> **Direction**
Find every line below that contains the word "ハンセン懇" and copy it out.

* start *

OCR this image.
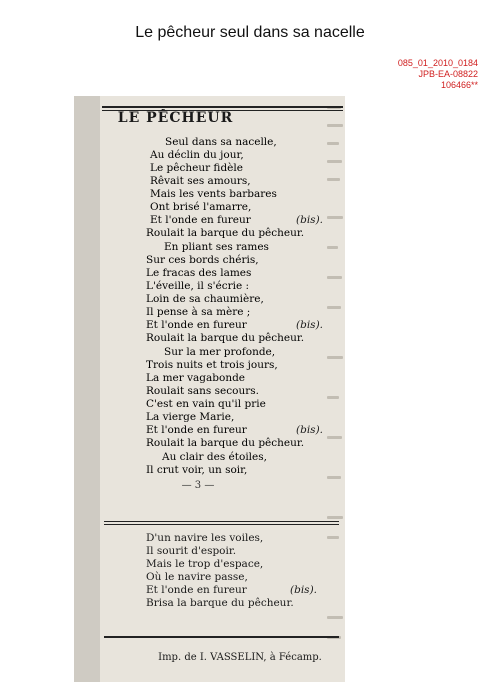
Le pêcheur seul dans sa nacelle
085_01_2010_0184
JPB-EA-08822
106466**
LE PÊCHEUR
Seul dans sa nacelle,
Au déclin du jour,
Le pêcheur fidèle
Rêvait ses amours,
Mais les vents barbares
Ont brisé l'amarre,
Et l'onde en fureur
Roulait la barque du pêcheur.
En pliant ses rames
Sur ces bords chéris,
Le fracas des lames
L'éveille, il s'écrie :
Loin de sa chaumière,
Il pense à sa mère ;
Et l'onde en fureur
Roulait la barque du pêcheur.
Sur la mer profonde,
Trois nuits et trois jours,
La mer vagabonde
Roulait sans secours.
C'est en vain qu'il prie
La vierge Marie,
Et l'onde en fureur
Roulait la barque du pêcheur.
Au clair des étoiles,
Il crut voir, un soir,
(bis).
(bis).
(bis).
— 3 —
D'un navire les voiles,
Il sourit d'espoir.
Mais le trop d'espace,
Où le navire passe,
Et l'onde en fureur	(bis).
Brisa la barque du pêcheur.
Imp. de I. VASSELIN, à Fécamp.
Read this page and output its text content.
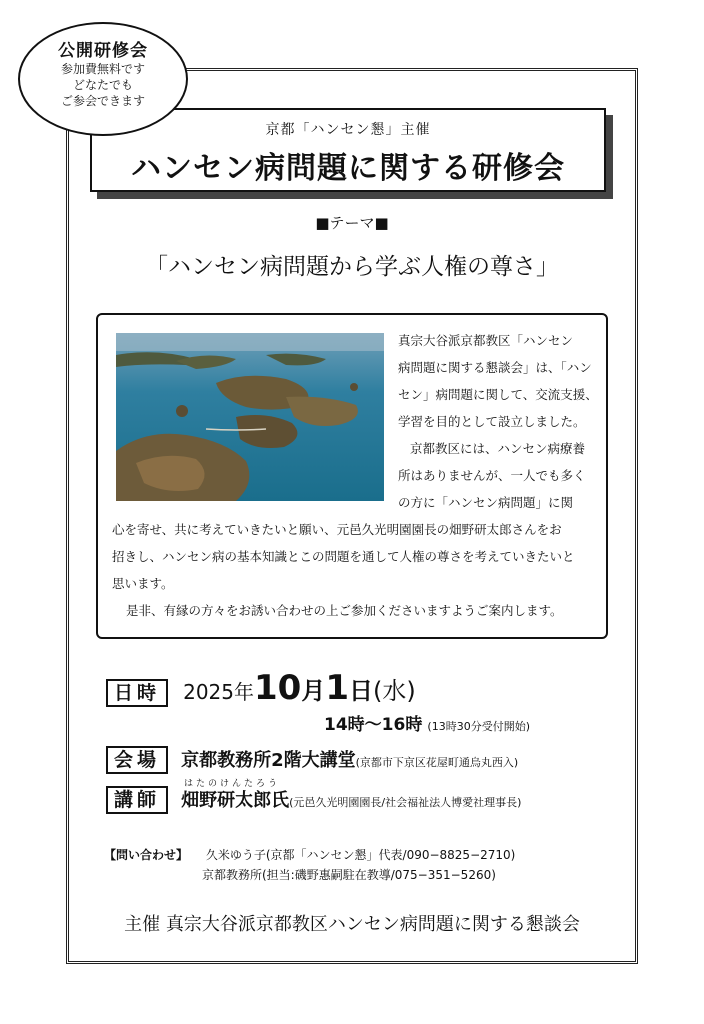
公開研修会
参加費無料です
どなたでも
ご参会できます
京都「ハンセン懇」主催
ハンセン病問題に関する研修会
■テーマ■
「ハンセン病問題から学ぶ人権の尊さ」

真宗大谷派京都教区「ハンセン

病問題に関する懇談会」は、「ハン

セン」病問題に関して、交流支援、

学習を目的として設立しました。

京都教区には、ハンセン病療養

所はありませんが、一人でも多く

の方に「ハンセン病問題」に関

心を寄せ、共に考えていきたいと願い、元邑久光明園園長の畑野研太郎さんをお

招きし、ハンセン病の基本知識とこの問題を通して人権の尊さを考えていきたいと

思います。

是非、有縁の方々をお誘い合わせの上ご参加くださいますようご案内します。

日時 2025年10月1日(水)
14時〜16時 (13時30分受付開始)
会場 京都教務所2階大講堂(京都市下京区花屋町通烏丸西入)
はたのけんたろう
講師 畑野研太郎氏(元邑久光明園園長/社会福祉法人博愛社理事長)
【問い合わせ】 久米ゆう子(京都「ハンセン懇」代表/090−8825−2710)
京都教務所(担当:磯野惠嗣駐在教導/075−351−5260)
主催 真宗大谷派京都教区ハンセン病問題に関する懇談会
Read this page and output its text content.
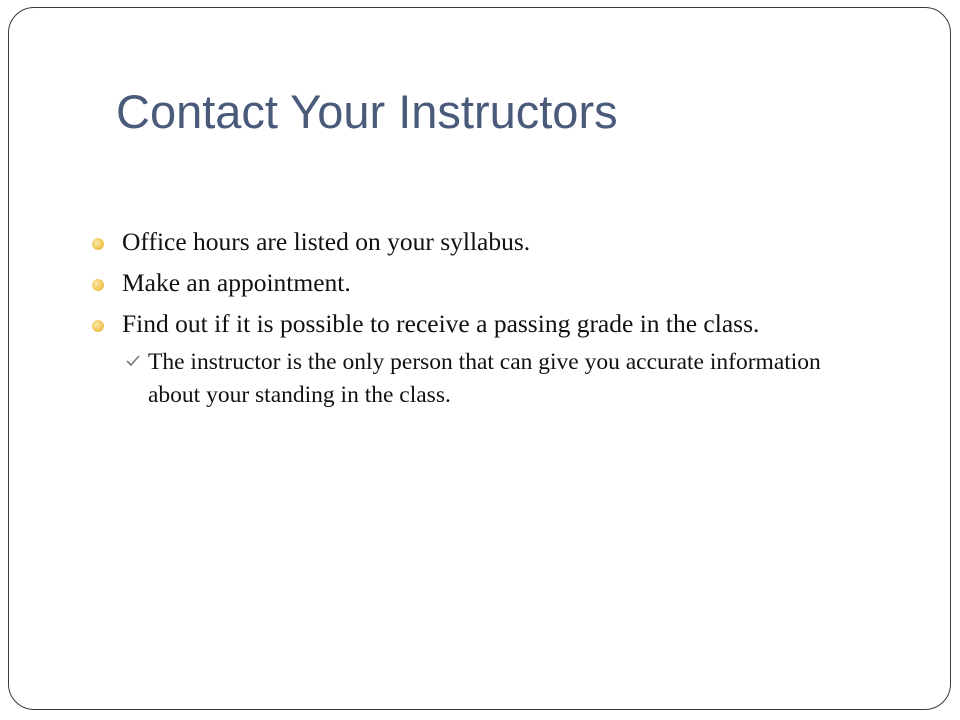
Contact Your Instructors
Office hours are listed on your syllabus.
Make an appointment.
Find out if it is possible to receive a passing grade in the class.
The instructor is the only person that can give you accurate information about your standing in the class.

* end *

> **Complete response**
京都「ハンセン懇」主催
【問い合わせ】 久米ゆう子(京都「ハンセン懇」代表/090−8825−2710)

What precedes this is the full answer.